Set task ▸ Repeat the records below exactly, leaving out every picture.

Data entries
______________________________
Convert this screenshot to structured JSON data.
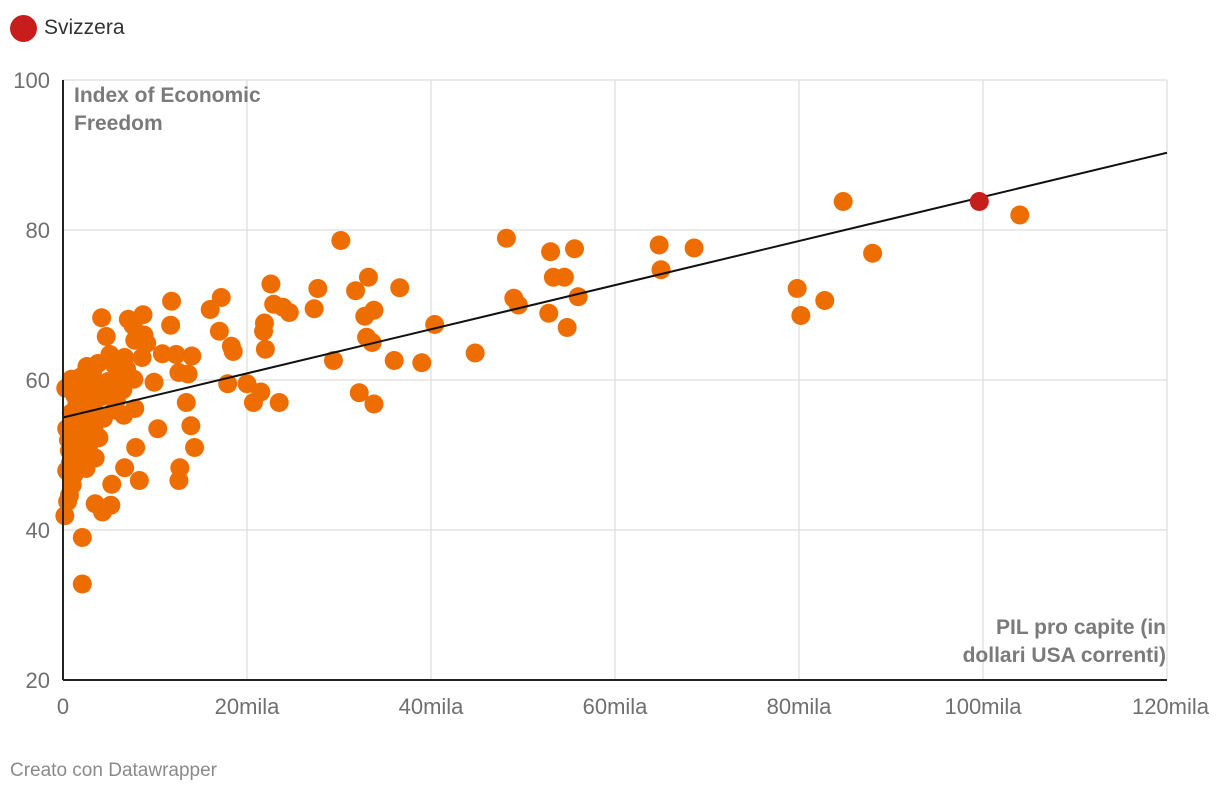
{
  "legend": {
    "label": "Svizzera",
    "color": "#c71e1d"
  },
  "footer": {
    "credit": "Creato con Datawrapper"
  },
  "colors": {
    "points": "#ee6d00",
    "highlight": "#c71e1d",
    "trend": "#111111",
    "grid": "#e3e3e3",
    "axis_title": "#7a7a7a",
    "tick_label": "#6f6f6f"
  },
  "chart_data": {
    "type": "scatter",
    "title": "",
    "ylabel": "Index of Economic Freedom",
    "xlabel": "PIL pro capite (in dollari USA correnti)",
    "ylabel_lines": [
      "Index of Economic",
      "Freedom"
    ],
    "xlabel_lines": [
      "PIL pro capite (in",
      "dollari USA correnti)"
    ],
    "xlim": [
      0,
      120000
    ],
    "ylim": [
      20,
      100
    ],
    "x_ticks": [
      {
        "value": 0,
        "label": "0"
      },
      {
        "value": 20000,
        "label": "20mila"
      },
      {
        "value": 40000,
        "label": "40mila"
      },
      {
        "value": 60000,
        "label": "60mila"
      },
      {
        "value": 80000,
        "label": "80mila"
      },
      {
        "value": 100000,
        "label": "100mila"
      },
      {
        "value": 120000,
        "label": "120mila"
      }
    ],
    "y_ticks": [
      {
        "value": 20,
        "label": "20"
      },
      {
        "value": 40,
        "label": "40"
      },
      {
        "value": 60,
        "label": "60"
      },
      {
        "value": 80,
        "label": "80"
      },
      {
        "value": 100,
        "label": "100"
      }
    ],
    "grid": true,
    "legend_position": "top-left",
    "trendline": {
      "x": [
        0,
        120000
      ],
      "y": [
        55,
        90.3
      ]
    },
    "series": [
      {
        "name": "Svizzera",
        "highlight": true,
        "points": [
          [
            99600,
            83.8
          ]
        ]
      },
      {
        "highlight": false,
        "points": [
          [
            104000,
            82.0
          ],
          [
            84800,
            83.8
          ],
          [
            88000,
            76.9
          ],
          [
            79800,
            72.2
          ],
          [
            80200,
            68.6
          ],
          [
            82800,
            70.6
          ],
          [
            64800,
            78.0
          ],
          [
            65000,
            74.7
          ],
          [
            68600,
            77.6
          ],
          [
            48200,
            78.9
          ],
          [
            49000,
            70.9
          ],
          [
            49500,
            70.0
          ],
          [
            53000,
            77.1
          ],
          [
            53300,
            73.7
          ],
          [
            54500,
            73.7
          ],
          [
            55600,
            77.5
          ],
          [
            56000,
            71.1
          ],
          [
            52800,
            68.9
          ],
          [
            54800,
            67.0
          ],
          [
            44800,
            63.6
          ],
          [
            40400,
            67.4
          ],
          [
            39000,
            62.3
          ],
          [
            36000,
            62.6
          ],
          [
            36600,
            72.3
          ],
          [
            33200,
            73.7
          ],
          [
            33800,
            69.3
          ],
          [
            32800,
            68.5
          ],
          [
            33000,
            65.7
          ],
          [
            33600,
            65.0
          ],
          [
            31800,
            71.9
          ],
          [
            32200,
            58.3
          ],
          [
            33800,
            56.8
          ],
          [
            30200,
            78.6
          ],
          [
            29400,
            62.6
          ],
          [
            27700,
            72.2
          ],
          [
            27300,
            69.5
          ],
          [
            22600,
            72.8
          ],
          [
            22900,
            70.1
          ],
          [
            23900,
            69.7
          ],
          [
            24600,
            69.0
          ],
          [
            21900,
            67.6
          ],
          [
            21800,
            66.5
          ],
          [
            22000,
            64.1
          ],
          [
            21500,
            58.4
          ],
          [
            20700,
            57.0
          ],
          [
            23500,
            57.0
          ],
          [
            20000,
            59.5
          ],
          [
            18300,
            64.5
          ],
          [
            18500,
            63.8
          ],
          [
            17200,
            71.0
          ],
          [
            17000,
            66.5
          ],
          [
            16000,
            69.4
          ],
          [
            17900,
            59.5
          ],
          [
            14000,
            63.2
          ],
          [
            13600,
            60.8
          ],
          [
            12600,
            61.0
          ],
          [
            12300,
            63.4
          ],
          [
            11700,
            67.3
          ],
          [
            11800,
            70.5
          ],
          [
            13400,
            57.0
          ],
          [
            13900,
            53.9
          ],
          [
            14300,
            51.0
          ],
          [
            12700,
            48.3
          ],
          [
            12600,
            46.6
          ],
          [
            10300,
            53.5
          ],
          [
            9900,
            59.7
          ],
          [
            10800,
            63.5
          ],
          [
            8700,
            68.7
          ],
          [
            8800,
            66.0
          ],
          [
            9100,
            64.9
          ],
          [
            8600,
            63.0
          ],
          [
            7800,
            65.3
          ],
          [
            7600,
            67.3
          ],
          [
            7100,
            68.1
          ],
          [
            6700,
            63.0
          ],
          [
            7700,
            60.1
          ],
          [
            6900,
            61.5
          ],
          [
            6300,
            60.5
          ],
          [
            6500,
            58.7
          ],
          [
            6600,
            55.3
          ],
          [
            7800,
            56.2
          ],
          [
            7900,
            51.0
          ],
          [
            8300,
            46.6
          ],
          [
            6700,
            48.3
          ],
          [
            5300,
            46.1
          ],
          [
            5200,
            43.3
          ],
          [
            4300,
            42.4
          ],
          [
            3500,
            43.5
          ],
          [
            4200,
            68.3
          ],
          [
            4700,
            65.8
          ],
          [
            5100,
            63.4
          ],
          [
            5600,
            62.0
          ],
          [
            5500,
            59.0
          ],
          [
            5600,
            56.0
          ],
          [
            4200,
            57.8
          ],
          [
            3600,
            55.1
          ],
          [
            3400,
            53.2
          ],
          [
            3900,
            52.3
          ],
          [
            3500,
            49.6
          ],
          [
            2500,
            48.2
          ],
          [
            2800,
            51.3
          ],
          [
            2300,
            54.8
          ],
          [
            2600,
            57.5
          ],
          [
            2900,
            59.6
          ],
          [
            3200,
            61.0
          ],
          [
            3800,
            62.2
          ],
          [
            2600,
            61.8
          ],
          [
            1800,
            60.3
          ],
          [
            1600,
            58.6
          ],
          [
            1500,
            56.7
          ],
          [
            1400,
            55.0
          ],
          [
            1300,
            53.0
          ],
          [
            1200,
            51.0
          ],
          [
            1100,
            49.3
          ],
          [
            1200,
            47.4
          ],
          [
            1000,
            46.0
          ],
          [
            700,
            44.6
          ],
          [
            500,
            43.8
          ],
          [
            200,
            41.9
          ],
          [
            2100,
            39.0
          ],
          [
            2100,
            32.8
          ],
          [
            300,
            58.9
          ],
          [
            900,
            60.1
          ],
          [
            600,
            59.0
          ],
          [
            400,
            53.5
          ],
          [
            600,
            52.0
          ],
          [
            700,
            50.6
          ],
          [
            800,
            48.9
          ],
          [
            400,
            47.9
          ],
          [
            1900,
            50.1
          ],
          [
            1700,
            52.4
          ],
          [
            2000,
            55.9
          ],
          [
            2400,
            58.0
          ],
          [
            2000,
            53.8
          ],
          [
            3000,
            54.2
          ],
          [
            3300,
            56.5
          ],
          [
            4400,
            54.9
          ],
          [
            4000,
            59.3
          ],
          [
            3100,
            58.8
          ],
          [
            1700,
            57.5
          ],
          [
            1100,
            54.0
          ],
          [
            900,
            55.6
          ],
          [
            1500,
            51.8
          ],
          [
            2700,
            52.3
          ],
          [
            4900,
            59.8
          ],
          [
            5800,
            57.3
          ],
          [
            6200,
            62.5
          ],
          [
            5100,
            58.2
          ],
          [
            2200,
            60.6
          ],
          [
            1300,
            57.9
          ]
        ]
      }
    ]
  }
}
______________________________
Solved problem ▸
Convert this screenshot to structured JSON data.
{
  "legend": {
    "label": "Svizzera",
    "color": "#c71e1d"
  },
  "footer": {
    "credit": "Creato con Datawrapper"
  },
  "colors": {
    "points": "#ee6d00",
    "highlight": "#c71e1d",
    "trend": "#111111",
    "grid": "#e3e3e3",
    "axis_title": "#7a7a7a",
    "tick_label": "#6f6f6f"
  },
  "chart_data": {
    "type": "scatter",
    "title": "",
    "ylabel": "Index of Economic Freedom",
    "xlabel": "PIL pro capite (in dollari USA correnti)",
    "ylabel_lines": [
      "Index of Economic",
      "Freedom"
    ],
    "xlabel_lines": [
      "PIL pro capite (in",
      "dollari USA correnti)"
    ],
    "xlim": [
      0,
      120000
    ],
    "ylim": [
      20,
      100
    ],
    "x_ticks": [
      {
        "value": 0,
        "label": "0"
      },
      {
        "value": 20000,
        "label": "20mila"
      },
      {
        "value": 40000,
        "label": "40mila"
      },
      {
        "value": 60000,
        "label": "60mila"
      },
      {
        "value": 80000,
        "label": "80mila"
      },
      {
        "value": 100000,
        "label": "100mila"
      },
      {
        "value": 120000,
        "label": "120mila"
      }
    ],
    "y_ticks": [
      {
        "value": 20,
        "label": "20"
      },
      {
        "value": 40,
        "label": "40"
      },
      {
        "value": 60,
        "label": "60"
      },
      {
        "value": 80,
        "label": "80"
      },
      {
        "value": 100,
        "label": "100"
      }
    ],
    "grid": true,
    "legend_position": "top-left",
    "trendline": {
      "x": [
        0,
        120000
      ],
      "y": [
        55,
        90.3
      ]
    },
    "series": [
      {
        "name": "Svizzera",
        "highlight": true,
        "points": [
          [
            99600,
            83.8
          ]
        ]
      },
      {
        "highlight": false,
        "points": [
          [
            104000,
            82.0
          ],
          [
            84800,
            83.8
          ],
          [
            88000,
            76.9
          ],
          [
            79800,
            72.2
          ],
          [
            80200,
            68.6
          ],
          [
            82800,
            70.6
          ],
          [
            64800,
            78.0
          ],
          [
            65000,
            74.7
          ],
          [
            68600,
            77.6
          ],
          [
            48200,
            78.9
          ],
          [
            49000,
            70.9
          ],
          [
            49500,
            70.0
          ],
          [
            53000,
            77.1
          ],
          [
            53300,
            73.7
          ],
          [
            54500,
            73.7
          ],
          [
            55600,
            77.5
          ],
          [
            56000,
            71.1
          ],
          [
            52800,
            68.9
          ],
          [
            54800,
            67.0
          ],
          [
            44800,
            63.6
          ],
          [
            40400,
            67.4
          ],
          [
            39000,
            62.3
          ],
          [
            36000,
            62.6
          ],
          [
            36600,
            72.3
          ],
          [
            33200,
            73.7
          ],
          [
            33800,
            69.3
          ],
          [
            32800,
            68.5
          ],
          [
            33000,
            65.7
          ],
          [
            33600,
            65.0
          ],
          [
            31800,
            71.9
          ],
          [
            32200,
            58.3
          ],
          [
            33800,
            56.8
          ],
          [
            30200,
            78.6
          ],
          [
            29400,
            62.6
          ],
          [
            27700,
            72.2
          ],
          [
            27300,
            69.5
          ],
          [
            22600,
            72.8
          ],
          [
            22900,
            70.1
          ],
          [
            23900,
            69.7
          ],
          [
            24600,
            69.0
          ],
          [
            21900,
            67.6
          ],
          [
            21800,
            66.5
          ],
          [
            22000,
            64.1
          ],
          [
            21500,
            58.4
          ],
          [
            20700,
            57.0
          ],
          [
            23500,
            57.0
          ],
          [
            20000,
            59.5
          ],
          [
            18300,
            64.5
          ],
          [
            18500,
            63.8
          ],
          [
            17200,
            71.0
          ],
          [
            17000,
            66.5
          ],
          [
            16000,
            69.4
          ],
          [
            17900,
            59.5
          ],
          [
            14000,
            63.2
          ],
          [
            13600,
            60.8
          ],
          [
            12600,
            61.0
          ],
          [
            12300,
            63.4
          ],
          [
            11700,
            67.3
          ],
          [
            11800,
            70.5
          ],
          [
            13400,
            57.0
          ],
          [
            13900,
            53.9
          ],
          [
            14300,
            51.0
          ],
          [
            12700,
            48.3
          ],
          [
            12600,
            46.6
          ],
          [
            10300,
            53.5
          ],
          [
            9900,
            59.7
          ],
          [
            10800,
            63.5
          ],
          [
            8700,
            68.7
          ],
          [
            8800,
            66.0
          ],
          [
            9100,
            64.9
          ],
          [
            8600,
            63.0
          ],
          [
            7800,
            65.3
          ],
          [
            7600,
            67.3
          ],
          [
            7100,
            68.1
          ],
          [
            6700,
            63.0
          ],
          [
            7700,
            60.1
          ],
          [
            6900,
            61.5
          ],
          [
            6300,
            60.5
          ],
          [
            6500,
            58.7
          ],
          [
            6600,
            55.3
          ],
          [
            7800,
            56.2
          ],
          [
            7900,
            51.0
          ],
          [
            8300,
            46.6
          ],
          [
            6700,
            48.3
          ],
          [
            5300,
            46.1
          ],
          [
            5200,
            43.3
          ],
          [
            4300,
            42.4
          ],
          [
            3500,
            43.5
          ],
          [
            4200,
            68.3
          ],
          [
            4700,
            65.8
          ],
          [
            5100,
            63.4
          ],
          [
            5600,
            62.0
          ],
          [
            5500,
            59.0
          ],
          [
            5600,
            56.0
          ],
          [
            4200,
            57.8
          ],
          [
            3600,
            55.1
          ],
          [
            3400,
            53.2
          ],
          [
            3900,
            52.3
          ],
          [
            3500,
            49.6
          ],
          [
            2500,
            48.2
          ],
          [
            2800,
            51.3
          ],
          [
            2300,
            54.8
          ],
          [
            2600,
            57.5
          ],
          [
            2900,
            59.6
          ],
          [
            3200,
            61.0
          ],
          [
            3800,
            62.2
          ],
          [
            2600,
            61.8
          ],
          [
            1800,
            60.3
          ],
          [
            1600,
            58.6
          ],
          [
            1500,
            56.7
          ],
          [
            1400,
            55.0
          ],
          [
            1300,
            53.0
          ],
          [
            1200,
            51.0
          ],
          [
            1100,
            49.3
          ],
          [
            1200,
            47.4
          ],
          [
            1000,
            46.0
          ],
          [
            700,
            44.6
          ],
          [
            500,
            43.8
          ],
          [
            200,
            41.9
          ],
          [
            2100,
            39.0
          ],
          [
            2100,
            32.8
          ],
          [
            300,
            58.9
          ],
          [
            900,
            60.1
          ],
          [
            600,
            59.0
          ],
          [
            400,
            53.5
          ],
          [
            600,
            52.0
          ],
          [
            700,
            50.6
          ],
          [
            800,
            48.9
          ],
          [
            400,
            47.9
          ],
          [
            1900,
            50.1
          ],
          [
            1700,
            52.4
          ],
          [
            2000,
            55.9
          ],
          [
            2400,
            58.0
          ],
          [
            2000,
            53.8
          ],
          [
            3000,
            54.2
          ],
          [
            3300,
            56.5
          ],
          [
            4400,
            54.9
          ],
          [
            4000,
            59.3
          ],
          [
            3100,
            58.8
          ],
          [
            1700,
            57.5
          ],
          [
            1100,
            54.0
          ],
          [
            900,
            55.6
          ],
          [
            1500,
            51.8
          ],
          [
            2700,
            52.3
          ],
          [
            4900,
            59.8
          ],
          [
            5800,
            57.3
          ],
          [
            6200,
            62.5
          ],
          [
            5100,
            58.2
          ],
          [
            2200,
            60.6
          ],
          [
            1300,
            57.9
          ]
        ]
      }
    ]
  }
}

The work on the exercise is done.